_WHAT IS EXPECTED_
Nothing may be dropped or altered: reproduce all the data.

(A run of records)
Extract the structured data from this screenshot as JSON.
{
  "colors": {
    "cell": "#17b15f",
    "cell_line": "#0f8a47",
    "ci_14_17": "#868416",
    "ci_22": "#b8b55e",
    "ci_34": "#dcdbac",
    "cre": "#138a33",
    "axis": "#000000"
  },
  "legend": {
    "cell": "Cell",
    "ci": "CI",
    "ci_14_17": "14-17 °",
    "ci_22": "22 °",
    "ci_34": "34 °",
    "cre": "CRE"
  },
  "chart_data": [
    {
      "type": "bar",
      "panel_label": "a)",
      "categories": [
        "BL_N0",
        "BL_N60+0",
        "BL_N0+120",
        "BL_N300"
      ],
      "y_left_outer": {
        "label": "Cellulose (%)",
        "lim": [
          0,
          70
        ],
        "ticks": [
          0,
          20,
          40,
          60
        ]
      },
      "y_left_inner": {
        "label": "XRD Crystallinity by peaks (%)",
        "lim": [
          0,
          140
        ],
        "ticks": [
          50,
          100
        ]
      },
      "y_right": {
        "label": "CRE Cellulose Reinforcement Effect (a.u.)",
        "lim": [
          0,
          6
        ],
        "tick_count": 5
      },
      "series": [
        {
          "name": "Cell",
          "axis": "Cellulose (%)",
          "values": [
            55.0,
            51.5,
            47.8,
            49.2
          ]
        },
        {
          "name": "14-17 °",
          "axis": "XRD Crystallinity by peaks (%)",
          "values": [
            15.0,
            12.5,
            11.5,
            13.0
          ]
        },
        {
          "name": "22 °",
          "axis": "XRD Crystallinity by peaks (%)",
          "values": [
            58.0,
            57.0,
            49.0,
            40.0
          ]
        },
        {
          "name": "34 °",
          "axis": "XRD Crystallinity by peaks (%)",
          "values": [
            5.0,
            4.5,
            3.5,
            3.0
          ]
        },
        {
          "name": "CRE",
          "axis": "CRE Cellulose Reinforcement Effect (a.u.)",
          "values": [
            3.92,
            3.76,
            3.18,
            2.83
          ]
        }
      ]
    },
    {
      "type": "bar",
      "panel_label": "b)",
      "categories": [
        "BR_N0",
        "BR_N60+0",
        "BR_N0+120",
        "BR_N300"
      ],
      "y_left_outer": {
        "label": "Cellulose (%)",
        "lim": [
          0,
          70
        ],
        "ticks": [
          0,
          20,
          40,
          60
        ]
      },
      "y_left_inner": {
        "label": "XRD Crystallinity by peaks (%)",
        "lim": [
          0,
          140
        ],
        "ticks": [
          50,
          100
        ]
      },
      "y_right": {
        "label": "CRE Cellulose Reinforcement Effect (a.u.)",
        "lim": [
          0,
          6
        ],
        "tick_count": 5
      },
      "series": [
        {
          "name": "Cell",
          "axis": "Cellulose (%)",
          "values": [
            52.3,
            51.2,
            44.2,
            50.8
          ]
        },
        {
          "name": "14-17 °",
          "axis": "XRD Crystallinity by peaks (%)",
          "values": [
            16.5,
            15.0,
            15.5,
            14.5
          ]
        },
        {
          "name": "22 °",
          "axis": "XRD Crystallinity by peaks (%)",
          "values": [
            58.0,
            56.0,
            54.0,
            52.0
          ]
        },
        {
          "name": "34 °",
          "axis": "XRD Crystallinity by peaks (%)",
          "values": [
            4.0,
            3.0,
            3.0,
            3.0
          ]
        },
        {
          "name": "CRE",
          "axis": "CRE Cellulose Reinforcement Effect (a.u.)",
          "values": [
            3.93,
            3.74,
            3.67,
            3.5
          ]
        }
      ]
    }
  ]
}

_FULL ANSWER_
Extract the structured data from this screenshot as JSON.
{
  "colors": {
    "cell": "#17b15f",
    "cell_line": "#0f8a47",
    "ci_14_17": "#868416",
    "ci_22": "#b8b55e",
    "ci_34": "#dcdbac",
    "cre": "#138a33",
    "axis": "#000000"
  },
  "legend": {
    "cell": "Cell",
    "ci": "CI",
    "ci_14_17": "14-17 °",
    "ci_22": "22 °",
    "ci_34": "34 °",
    "cre": "CRE"
  },
  "chart_data": [
    {
      "type": "bar",
      "panel_label": "a)",
      "categories": [
        "BL_N0",
        "BL_N60+0",
        "BL_N0+120",
        "BL_N300"
      ],
      "y_left_outer": {
        "label": "Cellulose (%)",
        "lim": [
          0,
          70
        ],
        "ticks": [
          0,
          20,
          40,
          60
        ]
      },
      "y_left_inner": {
        "label": "XRD Crystallinity by peaks (%)",
        "lim": [
          0,
          140
        ],
        "ticks": [
          50,
          100
        ]
      },
      "y_right": {
        "label": "CRE Cellulose Reinforcement Effect (a.u.)",
        "lim": [
          0,
          6
        ],
        "tick_count": 5
      },
      "series": [
        {
          "name": "Cell",
          "axis": "Cellulose (%)",
          "values": [
            55.0,
            51.5,
            47.8,
            49.2
          ]
        },
        {
          "name": "14-17 °",
          "axis": "XRD Crystallinity by peaks (%)",
          "values": [
            15.0,
            12.5,
            11.5,
            13.0
          ]
        },
        {
          "name": "22 °",
          "axis": "XRD Crystallinity by peaks (%)",
          "values": [
            58.0,
            57.0,
            49.0,
            40.0
          ]
        },
        {
          "name": "34 °",
          "axis": "XRD Crystallinity by peaks (%)",
          "values": [
            5.0,
            4.5,
            3.5,
            3.0
          ]
        },
        {
          "name": "CRE",
          "axis": "CRE Cellulose Reinforcement Effect (a.u.)",
          "values": [
            3.92,
            3.76,
            3.18,
            2.83
          ]
        }
      ]
    },
    {
      "type": "bar",
      "panel_label": "b)",
      "categories": [
        "BR_N0",
        "BR_N60+0",
        "BR_N0+120",
        "BR_N300"
      ],
      "y_left_outer": {
        "label": "Cellulose (%)",
        "lim": [
          0,
          70
        ],
        "ticks": [
          0,
          20,
          40,
          60
        ]
      },
      "y_left_inner": {
        "label": "XRD Crystallinity by peaks (%)",
        "lim": [
          0,
          140
        ],
        "ticks": [
          50,
          100
        ]
      },
      "y_right": {
        "label": "CRE Cellulose Reinforcement Effect (a.u.)",
        "lim": [
          0,
          6
        ],
        "tick_count": 5
      },
      "series": [
        {
          "name": "Cell",
          "axis": "Cellulose (%)",
          "values": [
            52.3,
            51.2,
            44.2,
            50.8
          ]
        },
        {
          "name": "14-17 °",
          "axis": "XRD Crystallinity by peaks (%)",
          "values": [
            16.5,
            15.0,
            15.5,
            14.5
          ]
        },
        {
          "name": "22 °",
          "axis": "XRD Crystallinity by peaks (%)",
          "values": [
            58.0,
            56.0,
            54.0,
            52.0
          ]
        },
        {
          "name": "34 °",
          "axis": "XRD Crystallinity by peaks (%)",
          "values": [
            4.0,
            3.0,
            3.0,
            3.0
          ]
        },
        {
          "name": "CRE",
          "axis": "CRE Cellulose Reinforcement Effect (a.u.)",
          "values": [
            3.93,
            3.74,
            3.67,
            3.5
          ]
        }
      ]
    }
  ]
}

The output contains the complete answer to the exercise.